* PROBLEM DETAILS
Every line that contains the word "name" should be copied.

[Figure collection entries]
— START —

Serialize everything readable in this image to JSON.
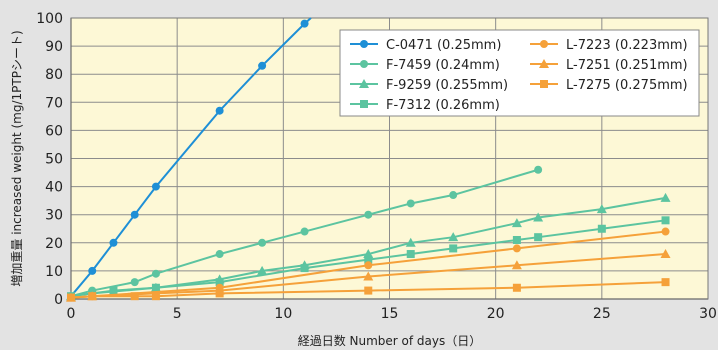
{
  "chart_data": {
    "type": "line",
    "xlabel": "経過日数 Number of days（日）",
    "ylabel": "増加重量 increased weight (mg/1PTPシート)",
    "xlim": [
      0,
      30
    ],
    "ylim": [
      0,
      100
    ],
    "xticks": [
      "0",
      "5",
      "10",
      "15",
      "20",
      "25",
      "30"
    ],
    "yticks": [
      "0",
      "10",
      "20",
      "30",
      "40",
      "50",
      "60",
      "70",
      "80",
      "90",
      "100"
    ],
    "grid": true,
    "legend_position": "top-right",
    "colors": {
      "background": "#e3e3e3",
      "plot_area": "#fdf8d6",
      "grid": "#8c8c8c",
      "blue": "#1e8fd6",
      "teal": "#5cc4a0",
      "orange": "#f5a13a"
    },
    "series": [
      {
        "name": "C-0471 (0.25mm)",
        "color": "#1e8fd6",
        "marker": "circle",
        "x": [
          0,
          1,
          2,
          3,
          4,
          7,
          9,
          11
        ],
        "y": [
          1,
          10,
          20,
          30,
          40,
          67,
          83,
          98
        ],
        "extend_to": [
          11.3,
          100
        ]
      },
      {
        "name": "F-7459 (0.24mm)",
        "color": "#5cc4a0",
        "marker": "circle",
        "x": [
          0,
          1,
          3,
          4,
          7,
          9,
          11,
          14,
          16,
          18,
          22
        ],
        "y": [
          1,
          3,
          6,
          9,
          16,
          20,
          24,
          30,
          34,
          37,
          46
        ]
      },
      {
        "name": "F-9259 (0.255mm)",
        "color": "#5cc4a0",
        "marker": "triangle",
        "x": [
          0,
          1,
          4,
          7,
          9,
          11,
          14,
          16,
          18,
          21,
          22,
          25,
          28
        ],
        "y": [
          1,
          2,
          4,
          7,
          10,
          12,
          16,
          20,
          22,
          27,
          29,
          32,
          36
        ]
      },
      {
        "name": "F-7312 (0.26mm)",
        "color": "#5cc4a0",
        "marker": "square",
        "x": [
          0,
          1,
          2,
          4,
          7,
          11,
          14,
          16,
          18,
          21,
          22,
          25,
          28
        ],
        "y": [
          1,
          2,
          3,
          4,
          6,
          11,
          14,
          16,
          18,
          21,
          22,
          25,
          28
        ]
      },
      {
        "name": "L-7223 (0.223mm)",
        "color": "#f5a13a",
        "marker": "circle",
        "x": [
          0,
          1,
          7,
          14,
          21,
          28
        ],
        "y": [
          0.5,
          1,
          4,
          12,
          18,
          24
        ]
      },
      {
        "name": "L-7251 (0.251mm)",
        "color": "#f5a13a",
        "marker": "triangle",
        "x": [
          0,
          1,
          7,
          14,
          21,
          28
        ],
        "y": [
          0.5,
          1,
          3,
          8,
          12,
          16
        ]
      },
      {
        "name": "L-7275 (0.275mm)",
        "color": "#f5a13a",
        "marker": "square",
        "x": [
          0,
          1,
          3,
          4,
          7,
          14,
          21,
          28
        ],
        "y": [
          0.5,
          1,
          1,
          1,
          2,
          3,
          4,
          6
        ]
      }
    ]
  }
}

— END —

* RESPONSE TO THIS TASK
        "name": "C-0471 (0.25mm)",
        "name": "F-7459 (0.24mm)",
        "name": "F-9259 (0.255mm)",
        "name": "F-7312 (0.26mm)",
        "name": "L-7223 (0.223mm)",
        "name": "L-7251 (0.251mm)",
        "name": "L-7275 (0.275mm)",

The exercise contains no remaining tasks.